> **Exercise objective**:
Beginning at the line with "What text is on this page?", output each line to the end of the listing below exactly, please.

* start Provided data *

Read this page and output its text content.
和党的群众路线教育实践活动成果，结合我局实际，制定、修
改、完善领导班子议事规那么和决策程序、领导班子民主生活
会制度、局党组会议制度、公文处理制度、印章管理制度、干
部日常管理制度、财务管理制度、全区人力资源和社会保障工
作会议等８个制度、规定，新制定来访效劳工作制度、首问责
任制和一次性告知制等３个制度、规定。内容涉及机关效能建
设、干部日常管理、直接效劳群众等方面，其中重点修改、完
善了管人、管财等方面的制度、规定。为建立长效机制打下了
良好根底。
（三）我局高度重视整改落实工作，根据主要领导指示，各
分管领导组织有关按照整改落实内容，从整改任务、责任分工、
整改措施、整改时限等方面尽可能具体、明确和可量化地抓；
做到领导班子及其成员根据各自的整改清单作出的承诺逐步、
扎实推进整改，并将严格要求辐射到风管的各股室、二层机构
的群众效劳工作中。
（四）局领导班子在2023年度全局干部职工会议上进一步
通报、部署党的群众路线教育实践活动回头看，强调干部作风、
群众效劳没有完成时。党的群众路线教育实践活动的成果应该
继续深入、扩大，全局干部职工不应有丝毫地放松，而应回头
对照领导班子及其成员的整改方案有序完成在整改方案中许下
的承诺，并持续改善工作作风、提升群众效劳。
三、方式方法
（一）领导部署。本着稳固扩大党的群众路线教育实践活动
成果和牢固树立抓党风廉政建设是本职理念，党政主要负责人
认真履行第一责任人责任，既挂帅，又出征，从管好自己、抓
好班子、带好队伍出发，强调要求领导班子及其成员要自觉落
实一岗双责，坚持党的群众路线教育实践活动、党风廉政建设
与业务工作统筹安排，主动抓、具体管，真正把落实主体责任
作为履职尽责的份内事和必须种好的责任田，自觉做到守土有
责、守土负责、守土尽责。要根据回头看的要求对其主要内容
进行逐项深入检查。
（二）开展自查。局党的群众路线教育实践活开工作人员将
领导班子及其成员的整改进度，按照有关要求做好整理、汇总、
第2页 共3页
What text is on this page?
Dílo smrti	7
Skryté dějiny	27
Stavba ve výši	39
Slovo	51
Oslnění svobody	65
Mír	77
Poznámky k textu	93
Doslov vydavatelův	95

* end Provided data *

> **Task response**:
What text is on this page?
Dílo smrti	7
Skryté dějiny	27
Stavba ve výši	39
Slovo	51
Oslnění svobody	65
Mír	77
Poznámky k textu	93
Doslov vydavatelův	95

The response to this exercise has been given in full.